■ **Task goal**: Reproduce every entry exactly.

■ **Dataset content**:
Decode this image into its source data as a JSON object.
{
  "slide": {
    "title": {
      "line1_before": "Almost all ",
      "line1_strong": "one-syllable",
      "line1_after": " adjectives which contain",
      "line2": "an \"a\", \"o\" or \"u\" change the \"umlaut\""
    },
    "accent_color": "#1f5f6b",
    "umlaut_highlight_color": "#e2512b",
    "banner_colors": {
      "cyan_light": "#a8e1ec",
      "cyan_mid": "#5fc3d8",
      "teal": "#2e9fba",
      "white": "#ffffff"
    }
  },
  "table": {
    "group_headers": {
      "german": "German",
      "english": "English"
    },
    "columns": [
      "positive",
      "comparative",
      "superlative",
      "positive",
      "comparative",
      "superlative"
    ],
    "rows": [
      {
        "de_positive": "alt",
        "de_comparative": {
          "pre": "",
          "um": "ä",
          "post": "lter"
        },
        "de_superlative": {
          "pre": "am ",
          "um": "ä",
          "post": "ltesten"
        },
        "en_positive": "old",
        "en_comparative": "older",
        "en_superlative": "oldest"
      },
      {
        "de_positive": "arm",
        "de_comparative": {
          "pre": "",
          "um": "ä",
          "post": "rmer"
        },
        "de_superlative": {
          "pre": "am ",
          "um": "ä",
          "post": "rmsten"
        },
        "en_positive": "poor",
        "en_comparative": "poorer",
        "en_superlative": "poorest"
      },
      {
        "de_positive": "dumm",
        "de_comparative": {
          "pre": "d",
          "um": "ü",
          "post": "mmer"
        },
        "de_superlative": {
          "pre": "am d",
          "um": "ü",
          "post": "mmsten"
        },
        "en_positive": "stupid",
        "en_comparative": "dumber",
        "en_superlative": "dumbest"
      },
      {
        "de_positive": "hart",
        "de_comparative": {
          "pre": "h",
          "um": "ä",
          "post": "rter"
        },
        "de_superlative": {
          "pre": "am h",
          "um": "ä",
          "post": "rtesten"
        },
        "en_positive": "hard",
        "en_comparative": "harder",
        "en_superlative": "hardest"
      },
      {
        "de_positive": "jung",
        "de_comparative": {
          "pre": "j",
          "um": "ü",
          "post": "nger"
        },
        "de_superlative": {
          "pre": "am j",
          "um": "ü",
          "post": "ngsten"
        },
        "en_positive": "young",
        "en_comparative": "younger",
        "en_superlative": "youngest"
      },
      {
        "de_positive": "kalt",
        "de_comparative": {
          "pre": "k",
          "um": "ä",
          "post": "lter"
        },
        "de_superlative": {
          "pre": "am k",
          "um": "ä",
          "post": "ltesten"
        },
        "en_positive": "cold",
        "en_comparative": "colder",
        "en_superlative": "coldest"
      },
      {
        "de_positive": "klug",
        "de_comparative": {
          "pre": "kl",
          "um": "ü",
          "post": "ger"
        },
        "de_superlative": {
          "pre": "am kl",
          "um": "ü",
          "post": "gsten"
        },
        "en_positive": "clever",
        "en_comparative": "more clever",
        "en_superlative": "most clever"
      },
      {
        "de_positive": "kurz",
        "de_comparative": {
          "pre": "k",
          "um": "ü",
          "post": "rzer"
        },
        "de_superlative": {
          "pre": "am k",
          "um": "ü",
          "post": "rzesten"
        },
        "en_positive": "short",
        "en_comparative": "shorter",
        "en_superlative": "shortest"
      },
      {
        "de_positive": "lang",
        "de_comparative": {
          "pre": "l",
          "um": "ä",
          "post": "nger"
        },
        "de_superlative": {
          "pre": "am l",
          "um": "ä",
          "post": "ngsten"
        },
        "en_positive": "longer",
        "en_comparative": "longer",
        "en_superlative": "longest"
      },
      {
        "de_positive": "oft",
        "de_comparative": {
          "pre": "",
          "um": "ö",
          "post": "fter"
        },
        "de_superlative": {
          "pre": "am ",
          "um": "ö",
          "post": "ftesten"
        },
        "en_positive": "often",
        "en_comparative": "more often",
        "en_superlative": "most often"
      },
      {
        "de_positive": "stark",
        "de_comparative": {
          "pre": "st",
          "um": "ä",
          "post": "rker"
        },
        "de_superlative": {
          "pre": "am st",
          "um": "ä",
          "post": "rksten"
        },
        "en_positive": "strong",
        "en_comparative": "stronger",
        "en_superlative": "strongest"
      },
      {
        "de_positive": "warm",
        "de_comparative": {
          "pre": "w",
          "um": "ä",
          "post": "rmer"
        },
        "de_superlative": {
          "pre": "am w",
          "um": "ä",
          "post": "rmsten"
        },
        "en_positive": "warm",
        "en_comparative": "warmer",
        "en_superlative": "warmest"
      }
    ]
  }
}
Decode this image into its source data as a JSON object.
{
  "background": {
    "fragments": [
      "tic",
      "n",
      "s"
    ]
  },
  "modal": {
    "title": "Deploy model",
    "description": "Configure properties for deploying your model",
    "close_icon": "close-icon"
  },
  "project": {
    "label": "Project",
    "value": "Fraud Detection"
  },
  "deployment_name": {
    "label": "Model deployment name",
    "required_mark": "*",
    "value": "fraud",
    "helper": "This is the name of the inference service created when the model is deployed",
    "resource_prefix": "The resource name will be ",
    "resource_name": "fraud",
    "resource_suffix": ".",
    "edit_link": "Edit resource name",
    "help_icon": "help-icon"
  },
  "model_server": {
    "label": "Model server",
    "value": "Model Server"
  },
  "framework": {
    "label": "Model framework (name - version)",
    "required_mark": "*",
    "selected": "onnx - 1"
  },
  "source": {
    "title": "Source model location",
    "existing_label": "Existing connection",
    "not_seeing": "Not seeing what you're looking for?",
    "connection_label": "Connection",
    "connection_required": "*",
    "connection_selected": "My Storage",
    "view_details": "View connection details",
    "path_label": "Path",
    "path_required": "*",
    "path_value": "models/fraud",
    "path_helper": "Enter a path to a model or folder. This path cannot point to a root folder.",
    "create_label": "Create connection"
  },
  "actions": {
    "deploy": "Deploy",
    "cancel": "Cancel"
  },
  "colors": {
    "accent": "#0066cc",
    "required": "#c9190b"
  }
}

■ **Finished task**:
Decode this image into its source data as a JSON object.
{
  "slide": {
    "title": {
      "line1_before": "Almost all ",
      "line1_strong": "one-syllable",
      "line1_after": " adjectives which contain",
      "line2": "an \"a\", \"o\" or \"u\" change the \"umlaut\""
    },
    "accent_color": "#1f5f6b",
    "umlaut_highlight_color": "#e2512b",
    "banner_colors": {
      "cyan_light": "#a8e1ec",
      "cyan_mid": "#5fc3d8",
      "teal": "#2e9fba",
      "white": "#ffffff"
    }
  },
  "table": {
    "group_headers": {
      "german": "German",
      "english": "English"
    },
    "columns": [
      "positive",
      "comparative",
      "superlative",
      "positive",
      "comparative",
      "superlative"
    ],
    "rows": [
      {
        "de_positive": "alt",
        "de_comparative": {
          "pre": "",
          "um": "ä",
          "post": "lter"
        },
        "de_superlative": {
          "pre": "am ",
          "um": "ä",
          "post": "ltesten"
        },
        "en_positive": "old",
        "en_comparative": "older",
        "en_superlative": "oldest"
      },
      {
        "de_positive": "arm",
        "de_comparative": {
          "pre": "",
          "um": "ä",
          "post": "rmer"
        },
        "de_superlative": {
          "pre": "am ",
          "um": "ä",
          "post": "rmsten"
        },
        "en_positive": "poor",
        "en_comparative": "poorer",
        "en_superlative": "poorest"
      },
      {
        "de_positive": "dumm",
        "de_comparative": {
          "pre": "d",
          "um": "ü",
          "post": "mmer"
        },
        "de_superlative": {
          "pre": "am d",
          "um": "ü",
          "post": "mmsten"
        },
        "en_positive": "stupid",
        "en_comparative": "dumber",
        "en_superlative": "dumbest"
      },
      {
        "de_positive": "hart",
        "de_comparative": {
          "pre": "h",
          "um": "ä",
          "post": "rter"
        },
        "de_superlative": {
          "pre": "am h",
          "um": "ä",
          "post": "rtesten"
        },
        "en_positive": "hard",
        "en_comparative": "harder",
        "en_superlative": "hardest"
      },
      {
        "de_positive": "jung",
        "de_comparative": {
          "pre": "j",
          "um": "ü",
          "post": "nger"
        },
        "de_superlative": {
          "pre": "am j",
          "um": "ü",
          "post": "ngsten"
        },
        "en_positive": "young",
        "en_comparative": "younger",
        "en_superlative": "youngest"
      },
      {
        "de_positive": "kalt",
        "de_comparative": {
          "pre": "k",
          "um": "ä",
          "post": "lter"
        },
        "de_superlative": {
          "pre": "am k",
          "um": "ä",
          "post": "ltesten"
        },
        "en_positive": "cold",
        "en_comparative": "colder",
        "en_superlative": "coldest"
      },
      {
        "de_positive": "klug",
        "de_comparative": {
          "pre": "kl",
          "um": "ü",
          "post": "ger"
        },
        "de_superlative": {
          "pre": "am kl",
          "um": "ü",
          "post": "gsten"
        },
        "en_positive": "clever",
        "en_comparative": "more clever",
        "en_superlative": "most clever"
      },
      {
        "de_positive": "kurz",
        "de_comparative": {
          "pre": "k",
          "um": "ü",
          "post": "rzer"
        },
        "de_superlative": {
          "pre": "am k",
          "um": "ü",
          "post": "rzesten"
        },
        "en_positive": "short",
        "en_comparative": "shorter",
        "en_superlative": "shortest"
      },
      {
        "de_positive": "lang",
        "de_comparative": {
          "pre": "l",
          "um": "ä",
          "post": "nger"
        },
        "de_superlative": {
          "pre": "am l",
          "um": "ä",
          "post": "ngsten"
        },
        "en_positive": "longer",
        "en_comparative": "longer",
        "en_superlative": "longest"
      },
      {
        "de_positive": "oft",
        "de_comparative": {
          "pre": "",
          "um": "ö",
          "post": "fter"
        },
        "de_superlative": {
          "pre": "am ",
          "um": "ö",
          "post": "ftesten"
        },
        "en_positive": "often",
        "en_comparative": "more often",
        "en_superlative": "most often"
      },
      {
        "de_positive": "stark",
        "de_comparative": {
          "pre": "st",
          "um": "ä",
          "post": "rker"
        },
        "de_superlative": {
          "pre": "am st",
          "um": "ä",
          "post": "rksten"
        },
        "en_positive": "strong",
        "en_comparative": "stronger",
        "en_superlative": "strongest"
      },
      {
        "de_positive": "warm",
        "de_comparative": {
          "pre": "w",
          "um": "ä",
          "post": "rmer"
        },
        "de_superlative": {
          "pre": "am w",
          "um": "ä",
          "post": "rmsten"
        },
        "en_positive": "warm",
        "en_comparative": "warmer",
        "en_superlative": "warmest"
      }
    ]
  }
}
Decode this image into its source data as a JSON object.
{
  "background": {
    "fragments": [
      "tic",
      "n",
      "s"
    ]
  },
  "modal": {
    "title": "Deploy model",
    "description": "Configure properties for deploying your model",
    "close_icon": "close-icon"
  },
  "project": {
    "label": "Project",
    "value": "Fraud Detection"
  },
  "deployment_name": {
    "label": "Model deployment name",
    "required_mark": "*",
    "value": "fraud",
    "helper": "This is the name of the inference service created when the model is deployed",
    "resource_prefix": "The resource name will be ",
    "resource_name": "fraud",
    "resource_suffix": ".",
    "edit_link": "Edit resource name",
    "help_icon": "help-icon"
  },
  "model_server": {
    "label": "Model server",
    "value": "Model Server"
  },
  "framework": {
    "label": "Model framework (name - version)",
    "required_mark": "*",
    "selected": "onnx - 1"
  },
  "source": {
    "title": "Source model location",
    "existing_label": "Existing connection",
    "not_seeing": "Not seeing what you're looking for?",
    "connection_label": "Connection",
    "connection_required": "*",
    "connection_selected": "My Storage",
    "view_details": "View connection details",
    "path_label": "Path",
    "path_required": "*",
    "path_value": "models/fraud",
    "path_helper": "Enter a path to a model or folder. This path cannot point to a root folder.",
    "create_label": "Create connection"
  },
  "actions": {
    "deploy": "Deploy",
    "cancel": "Cancel"
  },
  "colors": {
    "accent": "#0066cc",
    "required": "#c9190b"
  }
}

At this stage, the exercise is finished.